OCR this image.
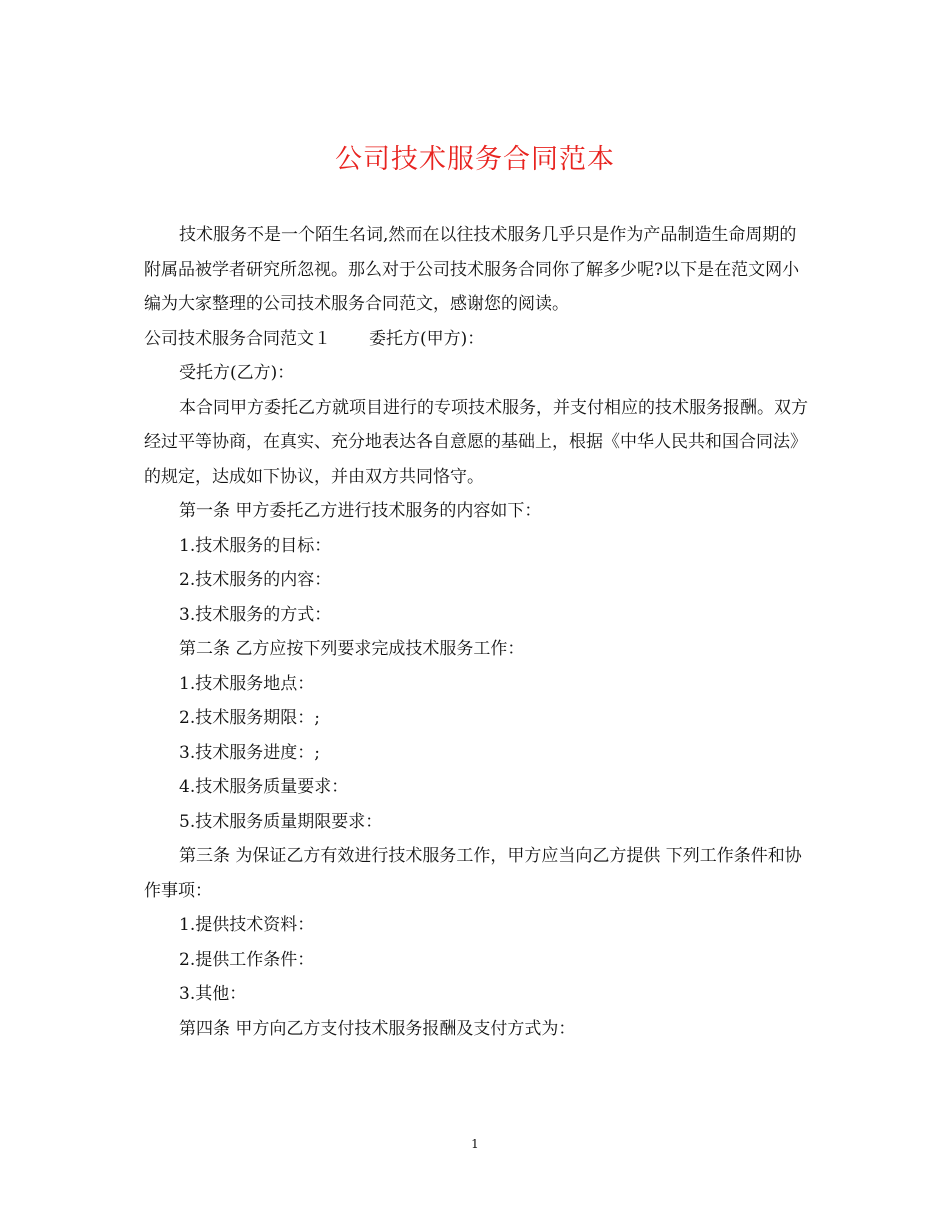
公司技术服务合同范本

技术服务不是一个陌生名词,然而在以往技术服务几乎只是作为产品制造生命周期的附属品被学者研究所忽视。那么对于公司技术服务合同你了解多少呢?以下是在范文网小编为大家整理的公司技术服务合同范文，感谢您的阅读。

公司技术服务合同范文１ 委托方(甲方)：

受托方(乙方)：

本合同甲方委托乙方就项目进行的专项技术服务，并支付相应的技术服务报酬。双方经过平等协商，在真实、充分地表达各自意愿的基础上，根据《中华人民共和国合同法》的规定，达成如下协议，并由双方共同恪守。

第一条 甲方委托乙方进行技术服务的内容如下：

1.技术服务的目标：

2.技术服务的内容：

3.技术服务的方式：

第二条 乙方应按下列要求完成技术服务工作：

1.技术服务地点：

2.技术服务期限：;

3.技术服务进度：;

4.技术服务质量要求：

5.技术服务质量期限要求：

第三条 为保证乙方有效进行技术服务工作，甲方应当向乙方提供 下列工作条件和协作事项：

1.提供技术资料：

2.提供工作条件：

3.其他：

第四条 甲方向乙方支付技术服务报酬及支付方式为：

1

++++++

▸ **BRIEF**
Repeat the records in full, exactly as they appear, without the pictures.

▸ **OUTPUT FOR THIS EXERCISE**
OCR this image.
公司技术服务合同范本

技术服务不是一个陌生名词,然而在以往技术服务几乎只是作为产品制造生命周期的附属品被学者研究所忽视。那么对于公司技术服务合同你了解多少呢?以下是在范文网小编为大家整理的公司技术服务合同范文，感谢您的阅读。

公司技术服务合同范文１ 委托方(甲方)：

受托方(乙方)：

本合同甲方委托乙方就项目进行的专项技术服务，并支付相应的技术服务报酬。双方经过平等协商，在真实、充分地表达各自意愿的基础上，根据《中华人民共和国合同法》的规定，达成如下协议，并由双方共同恪守。

第一条 甲方委托乙方进行技术服务的内容如下：

1.技术服务的目标：

2.技术服务的内容：

3.技术服务的方式：

第二条 乙方应按下列要求完成技术服务工作：

1.技术服务地点：

2.技术服务期限：;

3.技术服务进度：;

4.技术服务质量要求：

5.技术服务质量期限要求：

第三条 为保证乙方有效进行技术服务工作，甲方应当向乙方提供 下列工作条件和协作事项：

1.提供技术资料：

2.提供工作条件：

3.其他：

第四条 甲方向乙方支付技术服务报酬及支付方式为：

1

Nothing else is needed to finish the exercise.